TASK TO COMPLETE
In this exercise, reproduce all the entries that follow exactly.

MATERIAL TO PROCESS
━━━━━━━━━━━━━━━━━━━━━━━━━━━━━━
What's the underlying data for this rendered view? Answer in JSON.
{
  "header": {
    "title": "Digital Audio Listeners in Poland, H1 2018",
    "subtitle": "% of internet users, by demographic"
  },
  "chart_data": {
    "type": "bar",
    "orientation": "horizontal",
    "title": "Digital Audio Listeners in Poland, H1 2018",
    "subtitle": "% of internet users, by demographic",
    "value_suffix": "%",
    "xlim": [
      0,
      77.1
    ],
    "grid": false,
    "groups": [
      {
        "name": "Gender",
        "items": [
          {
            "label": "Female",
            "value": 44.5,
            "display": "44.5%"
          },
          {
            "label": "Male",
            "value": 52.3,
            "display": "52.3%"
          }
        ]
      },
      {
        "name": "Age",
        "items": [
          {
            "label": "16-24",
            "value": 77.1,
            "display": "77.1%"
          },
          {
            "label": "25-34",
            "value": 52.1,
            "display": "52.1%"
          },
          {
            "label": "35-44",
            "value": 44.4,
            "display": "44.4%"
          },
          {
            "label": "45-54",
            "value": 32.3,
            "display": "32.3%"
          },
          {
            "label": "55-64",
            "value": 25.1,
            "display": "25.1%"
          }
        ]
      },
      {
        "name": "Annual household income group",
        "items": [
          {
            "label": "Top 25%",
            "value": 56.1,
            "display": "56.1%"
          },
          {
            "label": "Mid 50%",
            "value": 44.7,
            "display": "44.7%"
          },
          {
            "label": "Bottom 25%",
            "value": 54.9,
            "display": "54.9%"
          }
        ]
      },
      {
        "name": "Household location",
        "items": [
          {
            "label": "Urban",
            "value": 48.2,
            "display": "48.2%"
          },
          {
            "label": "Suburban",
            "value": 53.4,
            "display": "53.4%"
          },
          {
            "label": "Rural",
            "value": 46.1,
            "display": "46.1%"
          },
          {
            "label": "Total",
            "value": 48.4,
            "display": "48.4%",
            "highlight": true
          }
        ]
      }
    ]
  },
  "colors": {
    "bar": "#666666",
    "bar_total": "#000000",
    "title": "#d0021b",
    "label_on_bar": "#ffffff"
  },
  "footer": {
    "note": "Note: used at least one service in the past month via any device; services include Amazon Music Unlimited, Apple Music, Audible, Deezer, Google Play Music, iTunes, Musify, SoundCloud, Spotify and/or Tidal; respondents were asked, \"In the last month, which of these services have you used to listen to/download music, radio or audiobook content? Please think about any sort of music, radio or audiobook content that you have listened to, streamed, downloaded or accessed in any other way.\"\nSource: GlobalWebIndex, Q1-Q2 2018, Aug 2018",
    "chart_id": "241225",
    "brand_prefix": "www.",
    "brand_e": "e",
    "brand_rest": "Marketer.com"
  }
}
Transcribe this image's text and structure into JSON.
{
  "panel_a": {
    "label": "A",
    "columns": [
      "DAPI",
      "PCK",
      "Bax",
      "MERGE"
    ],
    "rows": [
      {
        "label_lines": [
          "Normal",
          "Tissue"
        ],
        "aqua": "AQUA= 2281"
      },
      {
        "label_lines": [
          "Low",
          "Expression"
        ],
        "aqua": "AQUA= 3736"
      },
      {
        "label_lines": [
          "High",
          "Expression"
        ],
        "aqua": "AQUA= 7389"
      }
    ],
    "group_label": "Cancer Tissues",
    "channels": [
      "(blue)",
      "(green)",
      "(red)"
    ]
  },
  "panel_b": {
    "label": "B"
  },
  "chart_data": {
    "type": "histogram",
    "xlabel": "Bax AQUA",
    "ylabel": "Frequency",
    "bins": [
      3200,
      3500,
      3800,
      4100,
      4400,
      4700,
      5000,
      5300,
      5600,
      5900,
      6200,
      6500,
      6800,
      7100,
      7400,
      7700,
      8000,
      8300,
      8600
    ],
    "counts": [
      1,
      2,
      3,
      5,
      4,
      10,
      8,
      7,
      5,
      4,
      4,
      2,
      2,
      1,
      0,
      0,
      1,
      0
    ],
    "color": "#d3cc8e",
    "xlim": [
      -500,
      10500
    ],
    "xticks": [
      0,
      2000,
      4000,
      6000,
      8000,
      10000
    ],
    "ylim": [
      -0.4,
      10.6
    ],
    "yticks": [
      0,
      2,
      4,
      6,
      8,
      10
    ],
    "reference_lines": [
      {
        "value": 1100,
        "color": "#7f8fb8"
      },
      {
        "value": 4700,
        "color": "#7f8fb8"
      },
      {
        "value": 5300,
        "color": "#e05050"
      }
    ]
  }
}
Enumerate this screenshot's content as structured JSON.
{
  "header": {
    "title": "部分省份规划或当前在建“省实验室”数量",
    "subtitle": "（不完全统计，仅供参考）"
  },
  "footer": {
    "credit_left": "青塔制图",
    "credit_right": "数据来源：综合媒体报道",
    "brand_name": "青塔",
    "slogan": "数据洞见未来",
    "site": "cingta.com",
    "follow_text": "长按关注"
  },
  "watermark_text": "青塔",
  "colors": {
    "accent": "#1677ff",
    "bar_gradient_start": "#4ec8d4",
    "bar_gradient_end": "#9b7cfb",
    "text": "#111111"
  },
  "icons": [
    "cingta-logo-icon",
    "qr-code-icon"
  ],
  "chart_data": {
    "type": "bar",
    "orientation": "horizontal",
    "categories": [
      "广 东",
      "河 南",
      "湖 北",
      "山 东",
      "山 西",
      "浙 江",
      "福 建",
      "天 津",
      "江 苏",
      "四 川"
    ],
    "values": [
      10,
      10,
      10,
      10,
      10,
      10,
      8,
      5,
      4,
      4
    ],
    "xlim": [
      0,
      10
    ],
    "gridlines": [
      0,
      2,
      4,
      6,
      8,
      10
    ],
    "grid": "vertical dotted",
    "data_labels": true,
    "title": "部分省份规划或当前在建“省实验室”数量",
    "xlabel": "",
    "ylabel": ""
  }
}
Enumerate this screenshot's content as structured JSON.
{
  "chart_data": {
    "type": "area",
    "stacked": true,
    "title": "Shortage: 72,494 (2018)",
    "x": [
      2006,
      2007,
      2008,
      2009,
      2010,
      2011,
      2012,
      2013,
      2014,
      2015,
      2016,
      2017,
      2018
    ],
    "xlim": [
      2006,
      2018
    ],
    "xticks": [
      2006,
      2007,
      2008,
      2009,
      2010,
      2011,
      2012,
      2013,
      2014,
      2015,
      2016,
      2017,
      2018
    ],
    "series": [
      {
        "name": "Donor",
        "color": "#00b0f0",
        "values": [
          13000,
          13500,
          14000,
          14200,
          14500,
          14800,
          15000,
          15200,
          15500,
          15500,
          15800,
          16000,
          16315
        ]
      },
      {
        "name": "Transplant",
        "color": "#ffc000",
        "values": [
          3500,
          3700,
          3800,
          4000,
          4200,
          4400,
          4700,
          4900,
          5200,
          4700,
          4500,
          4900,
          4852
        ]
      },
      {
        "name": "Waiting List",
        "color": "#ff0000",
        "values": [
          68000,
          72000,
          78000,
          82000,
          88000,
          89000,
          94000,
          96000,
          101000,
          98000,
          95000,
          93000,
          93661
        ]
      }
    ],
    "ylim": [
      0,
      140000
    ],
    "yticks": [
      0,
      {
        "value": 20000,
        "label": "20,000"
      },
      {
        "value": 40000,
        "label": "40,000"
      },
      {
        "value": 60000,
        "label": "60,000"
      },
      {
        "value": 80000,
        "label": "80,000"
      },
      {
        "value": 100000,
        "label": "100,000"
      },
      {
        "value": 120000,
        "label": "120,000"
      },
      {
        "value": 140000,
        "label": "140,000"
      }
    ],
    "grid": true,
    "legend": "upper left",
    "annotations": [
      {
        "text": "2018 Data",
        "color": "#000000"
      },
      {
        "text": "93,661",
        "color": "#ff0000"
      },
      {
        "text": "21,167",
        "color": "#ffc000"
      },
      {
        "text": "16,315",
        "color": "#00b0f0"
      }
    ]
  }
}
━━━━━━━━━━━━━━━━━━━━━━━━━━━━━━
REPLY
What's the underlying data for this rendered view? Answer in JSON.
{
  "header": {
    "title": "Digital Audio Listeners in Poland, H1 2018",
    "subtitle": "% of internet users, by demographic"
  },
  "chart_data": {
    "type": "bar",
    "orientation": "horizontal",
    "title": "Digital Audio Listeners in Poland, H1 2018",
    "subtitle": "% of internet users, by demographic",
    "value_suffix": "%",
    "xlim": [
      0,
      77.1
    ],
    "grid": false,
    "groups": [
      {
        "name": "Gender",
        "items": [
          {
            "label": "Female",
            "value": 44.5,
            "display": "44.5%"
          },
          {
            "label": "Male",
            "value": 52.3,
            "display": "52.3%"
          }
        ]
      },
      {
        "name": "Age",
        "items": [
          {
            "label": "16-24",
            "value": 77.1,
            "display": "77.1%"
          },
          {
            "label": "25-34",
            "value": 52.1,
            "display": "52.1%"
          },
          {
            "label": "35-44",
            "value": 44.4,
            "display": "44.4%"
          },
          {
            "label": "45-54",
            "value": 32.3,
            "display": "32.3%"
          },
          {
            "label": "55-64",
            "value": 25.1,
            "display": "25.1%"
          }
        ]
      },
      {
        "name": "Annual household income group",
        "items": [
          {
            "label": "Top 25%",
            "value": 56.1,
            "display": "56.1%"
          },
          {
            "label": "Mid 50%",
            "value": 44.7,
            "display": "44.7%"
          },
          {
            "label": "Bottom 25%",
            "value": 54.9,
            "display": "54.9%"
          }
        ]
      },
      {
        "name": "Household location",
        "items": [
          {
            "label": "Urban",
            "value": 48.2,
            "display": "48.2%"
          },
          {
            "label": "Suburban",
            "value": 53.4,
            "display": "53.4%"
          },
          {
            "label": "Rural",
            "value": 46.1,
            "display": "46.1%"
          },
          {
            "label": "Total",
            "value": 48.4,
            "display": "48.4%",
            "highlight": true
          }
        ]
      }
    ]
  },
  "colors": {
    "bar": "#666666",
    "bar_total": "#000000",
    "title": "#d0021b",
    "label_on_bar": "#ffffff"
  },
  "footer": {
    "note": "Note: used at least one service in the past month via any device; services include Amazon Music Unlimited, Apple Music, Audible, Deezer, Google Play Music, iTunes, Musify, SoundCloud, Spotify and/or Tidal; respondents were asked, \"In the last month, which of these services have you used to listen to/download music, radio or audiobook content? Please think about any sort of music, radio or audiobook content that you have listened to, streamed, downloaded or accessed in any other way.\"\nSource: GlobalWebIndex, Q1-Q2 2018, Aug 2018",
    "chart_id": "241225",
    "brand_prefix": "www.",
    "brand_e": "e",
    "brand_rest": "Marketer.com"
  }
}
Transcribe this image's text and structure into JSON.
{
  "panel_a": {
    "label": "A",
    "columns": [
      "DAPI",
      "PCK",
      "Bax",
      "MERGE"
    ],
    "rows": [
      {
        "label_lines": [
          "Normal",
          "Tissue"
        ],
        "aqua": "AQUA= 2281"
      },
      {
        "label_lines": [
          "Low",
          "Expression"
        ],
        "aqua": "AQUA= 3736"
      },
      {
        "label_lines": [
          "High",
          "Expression"
        ],
        "aqua": "AQUA= 7389"
      }
    ],
    "group_label": "Cancer Tissues",
    "channels": [
      "(blue)",
      "(green)",
      "(red)"
    ]
  },
  "panel_b": {
    "label": "B"
  },
  "chart_data": {
    "type": "histogram",
    "xlabel": "Bax AQUA",
    "ylabel": "Frequency",
    "bins": [
      3200,
      3500,
      3800,
      4100,
      4400,
      4700,
      5000,
      5300,
      5600,
      5900,
      6200,
      6500,
      6800,
      7100,
      7400,
      7700,
      8000,
      8300,
      8600
    ],
    "counts": [
      1,
      2,
      3,
      5,
      4,
      10,
      8,
      7,
      5,
      4,
      4,
      2,
      2,
      1,
      0,
      0,
      1,
      0
    ],
    "color": "#d3cc8e",
    "xlim": [
      -500,
      10500
    ],
    "xticks": [
      0,
      2000,
      4000,
      6000,
      8000,
      10000
    ],
    "ylim": [
      -0.4,
      10.6
    ],
    "yticks": [
      0,
      2,
      4,
      6,
      8,
      10
    ],
    "reference_lines": [
      {
        "value": 1100,
        "color": "#7f8fb8"
      },
      {
        "value": 4700,
        "color": "#7f8fb8"
      },
      {
        "value": 5300,
        "color": "#e05050"
      }
    ]
  }
}
Enumerate this screenshot's content as structured JSON.
{
  "header": {
    "title": "部分省份规划或当前在建“省实验室”数量",
    "subtitle": "（不完全统计，仅供参考）"
  },
  "footer": {
    "credit_left": "青塔制图",
    "credit_right": "数据来源：综合媒体报道",
    "brand_name": "青塔",
    "slogan": "数据洞见未来",
    "site": "cingta.com",
    "follow_text": "长按关注"
  },
  "watermark_text": "青塔",
  "colors": {
    "accent": "#1677ff",
    "bar_gradient_start": "#4ec8d4",
    "bar_gradient_end": "#9b7cfb",
    "text": "#111111"
  },
  "icons": [
    "cingta-logo-icon",
    "qr-code-icon"
  ],
  "chart_data": {
    "type": "bar",
    "orientation": "horizontal",
    "categories": [
      "广 东",
      "河 南",
      "湖 北",
      "山 东",
      "山 西",
      "浙 江",
      "福 建",
      "天 津",
      "江 苏",
      "四 川"
    ],
    "values": [
      10,
      10,
      10,
      10,
      10,
      10,
      8,
      5,
      4,
      4
    ],
    "xlim": [
      0,
      10
    ],
    "gridlines": [
      0,
      2,
      4,
      6,
      8,
      10
    ],
    "grid": "vertical dotted",
    "data_labels": true,
    "title": "部分省份规划或当前在建“省实验室”数量",
    "xlabel": "",
    "ylabel": ""
  }
}
Enumerate this screenshot's content as structured JSON.
{
  "chart_data": {
    "type": "area",
    "stacked": true,
    "title": "Shortage: 72,494 (2018)",
    "x": [
      2006,
      2007,
      2008,
      2009,
      2010,
      2011,
      2012,
      2013,
      2014,
      2015,
      2016,
      2017,
      2018
    ],
    "xlim": [
      2006,
      2018
    ],
    "xticks": [
      2006,
      2007,
      2008,
      2009,
      2010,
      2011,
      2012,
      2013,
      2014,
      2015,
      2016,
      2017,
      2018
    ],
    "series": [
      {
        "name": "Donor",
        "color": "#00b0f0",
        "values": [
          13000,
          13500,
          14000,
          14200,
          14500,
          14800,
          15000,
          15200,
          15500,
          15500,
          15800,
          16000,
          16315
        ]
      },
      {
        "name": "Transplant",
        "color": "#ffc000",
        "values": [
          3500,
          3700,
          3800,
          4000,
          4200,
          4400,
          4700,
          4900,
          5200,
          4700,
          4500,
          4900,
          4852
        ]
      },
      {
        "name": "Waiting List",
        "color": "#ff0000",
        "values": [
          68000,
          72000,
          78000,
          82000,
          88000,
          89000,
          94000,
          96000,
          101000,
          98000,
          95000,
          93000,
          93661
        ]
      }
    ],
    "ylim": [
      0,
      140000
    ],
    "yticks": [
      0,
      {
        "value": 20000,
        "label": "20,000"
      },
      {
        "value": 40000,
        "label": "40,000"
      },
      {
        "value": 60000,
        "label": "60,000"
      },
      {
        "value": 80000,
        "label": "80,000"
      },
      {
        "value": 100000,
        "label": "100,000"
      },
      {
        "value": 120000,
        "label": "120,000"
      },
      {
        "value": 140000,
        "label": "140,000"
      }
    ],
    "grid": true,
    "legend": "upper left",
    "annotations": [
      {
        "text": "2018 Data",
        "color": "#000000"
      },
      {
        "text": "93,661",
        "color": "#ff0000"
      },
      {
        "text": "21,167",
        "color": "#ffc000"
      },
      {
        "text": "16,315",
        "color": "#00b0f0"
      }
    ]
  }
}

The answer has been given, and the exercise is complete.